§ **Challenge a**
Please copy the records word for word, starting at their first line and stopping after the line that contains "skill-level-bar [46,896,347,905]".

A proliferation of communications networks, protocols, and access technologies has created a need for a wide array of communications systems and platforms designed to meet the increased demand. As more complex systems evolve more and more interconnection between nodes exists within a worldwide communications infrastructure.
The issue of node reliability therefore becomes one of the more important aspects to be considered. Node reliability is often specified in terms of a system mean time between failure (MTBF)1 or a system availability.
When doing system MTBF analysis, the backplane of a communication node is often overlooked. Yet, the backplane it is one of the most important pieces in the system. In this paper, we will use MTBF analysis to investigate the reliability of a communications node with regard specifically to the bus topology. In particular we examine both a multi-drop parallel bus (PB) and a point-to-point star bus (SB) topology.

§ **Entries supplied**
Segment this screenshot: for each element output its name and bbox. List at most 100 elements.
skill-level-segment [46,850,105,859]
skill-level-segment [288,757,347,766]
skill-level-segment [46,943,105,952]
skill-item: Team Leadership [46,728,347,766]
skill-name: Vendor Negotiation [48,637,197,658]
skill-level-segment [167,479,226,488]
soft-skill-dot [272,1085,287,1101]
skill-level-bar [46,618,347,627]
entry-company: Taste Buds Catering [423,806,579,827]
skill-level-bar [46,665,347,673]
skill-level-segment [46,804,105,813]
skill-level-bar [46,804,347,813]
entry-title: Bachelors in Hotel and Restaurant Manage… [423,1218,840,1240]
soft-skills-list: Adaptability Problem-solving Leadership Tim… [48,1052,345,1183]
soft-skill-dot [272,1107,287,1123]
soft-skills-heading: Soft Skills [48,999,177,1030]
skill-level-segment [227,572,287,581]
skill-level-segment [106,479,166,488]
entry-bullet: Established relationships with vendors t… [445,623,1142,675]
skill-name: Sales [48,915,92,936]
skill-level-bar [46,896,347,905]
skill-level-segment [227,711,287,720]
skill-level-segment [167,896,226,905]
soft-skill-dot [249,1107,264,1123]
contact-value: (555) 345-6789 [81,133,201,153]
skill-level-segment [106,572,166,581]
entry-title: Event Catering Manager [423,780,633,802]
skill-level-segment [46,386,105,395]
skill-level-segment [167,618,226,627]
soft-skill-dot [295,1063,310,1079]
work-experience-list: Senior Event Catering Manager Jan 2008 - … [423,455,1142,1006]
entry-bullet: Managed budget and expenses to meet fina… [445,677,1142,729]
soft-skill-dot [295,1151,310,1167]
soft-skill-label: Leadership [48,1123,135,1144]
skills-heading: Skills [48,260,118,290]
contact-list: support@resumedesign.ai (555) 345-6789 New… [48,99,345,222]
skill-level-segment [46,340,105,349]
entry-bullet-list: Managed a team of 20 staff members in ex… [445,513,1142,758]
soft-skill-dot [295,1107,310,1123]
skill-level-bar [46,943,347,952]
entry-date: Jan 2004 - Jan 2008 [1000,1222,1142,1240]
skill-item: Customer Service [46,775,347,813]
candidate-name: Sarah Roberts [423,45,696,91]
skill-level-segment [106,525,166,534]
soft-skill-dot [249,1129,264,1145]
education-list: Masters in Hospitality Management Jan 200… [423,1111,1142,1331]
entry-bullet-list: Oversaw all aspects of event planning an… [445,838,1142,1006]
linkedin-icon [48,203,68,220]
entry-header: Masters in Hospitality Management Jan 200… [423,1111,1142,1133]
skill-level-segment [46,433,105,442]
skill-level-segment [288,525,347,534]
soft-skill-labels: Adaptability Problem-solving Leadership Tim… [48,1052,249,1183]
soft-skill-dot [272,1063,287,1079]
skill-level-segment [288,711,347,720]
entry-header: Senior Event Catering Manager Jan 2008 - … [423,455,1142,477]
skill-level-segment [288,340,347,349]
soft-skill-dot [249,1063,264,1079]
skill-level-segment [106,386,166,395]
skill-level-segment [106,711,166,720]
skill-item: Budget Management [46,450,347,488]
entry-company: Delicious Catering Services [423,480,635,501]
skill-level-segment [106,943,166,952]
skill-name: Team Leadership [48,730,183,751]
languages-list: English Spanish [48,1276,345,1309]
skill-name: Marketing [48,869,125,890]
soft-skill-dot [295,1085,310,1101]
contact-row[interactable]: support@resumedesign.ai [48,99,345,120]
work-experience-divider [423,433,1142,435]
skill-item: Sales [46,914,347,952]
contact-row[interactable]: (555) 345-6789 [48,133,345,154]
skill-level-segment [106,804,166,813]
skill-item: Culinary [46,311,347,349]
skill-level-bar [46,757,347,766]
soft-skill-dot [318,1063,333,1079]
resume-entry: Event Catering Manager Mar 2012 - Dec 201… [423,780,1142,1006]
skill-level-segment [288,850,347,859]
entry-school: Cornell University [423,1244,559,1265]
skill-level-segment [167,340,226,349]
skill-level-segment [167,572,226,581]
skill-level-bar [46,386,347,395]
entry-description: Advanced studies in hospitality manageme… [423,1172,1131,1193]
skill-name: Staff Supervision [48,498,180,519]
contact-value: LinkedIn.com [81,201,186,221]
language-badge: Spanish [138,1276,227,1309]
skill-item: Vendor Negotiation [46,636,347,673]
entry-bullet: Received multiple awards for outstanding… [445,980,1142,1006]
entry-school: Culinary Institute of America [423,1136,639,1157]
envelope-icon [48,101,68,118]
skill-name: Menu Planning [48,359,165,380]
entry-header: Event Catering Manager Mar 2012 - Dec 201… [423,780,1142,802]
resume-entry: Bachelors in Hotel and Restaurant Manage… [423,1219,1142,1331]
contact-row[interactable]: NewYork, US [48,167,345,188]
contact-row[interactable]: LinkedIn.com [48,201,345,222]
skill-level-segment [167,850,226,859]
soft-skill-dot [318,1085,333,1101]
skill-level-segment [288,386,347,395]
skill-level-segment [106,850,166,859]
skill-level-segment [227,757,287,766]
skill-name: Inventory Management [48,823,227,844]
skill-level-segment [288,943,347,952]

§ **Challenge b**
Reproduce the whole text on communications node reliability word for word.

§ **Exercise answer a**
Segment this screenshot: for each element output its name and bbox. List at most 100 elements.
skill-level-segment [46,850,105,859]
skill-level-segment [288,757,347,766]
skill-level-segment [46,943,105,952]
skill-item: Team Leadership [46,728,347,766]
skill-name: Vendor Negotiation [48,637,197,658]
skill-level-segment [167,479,226,488]
soft-skill-dot [272,1085,287,1101]
skill-level-bar [46,618,347,627]
entry-company: Taste Buds Catering [423,806,579,827]
skill-level-bar [46,665,347,673]
skill-level-segment [46,804,105,813]
skill-level-bar [46,804,347,813]
entry-title: Bachelors in Hotel and Restaurant Manage… [423,1218,840,1240]
soft-skills-list: Adaptability Problem-solving Leadership Tim… [48,1052,345,1183]
soft-skill-dot [272,1107,287,1123]
soft-skills-heading: Soft Skills [48,999,177,1030]
skill-level-segment [227,572,287,581]
skill-level-segment [106,479,166,488]
entry-bullet: Established relationships with vendors t… [445,623,1142,675]
skill-name: Sales [48,915,92,936]
skill-level-bar [46,896,347,905]

§ **Exercise answer b**
A proliferation of communications networks, protocols, and access technologies has created a need for a wide array of communications systems and platforms designed to meet the increased demand. As more complex systems evolve more and more interconnection between nodes exists within a worldwide communications infrastructure.
The issue of node reliability therefore becomes one of the more important aspects to be considered. Node reliability is often specified in terms of a system mean time between failure (MTBF)1 or a system availability.
When doing system MTBF analysis, the backplane of a communication node is often overlooked. Yet, the backplane it is one of the most important pieces in the system. In this paper, we will use MTBF analysis to investigate the reliability of a communications node with regard specifically to the bus topology. In particular we examine both a multi-drop parallel bus (PB) and a point-to-point star bus (SB) topology.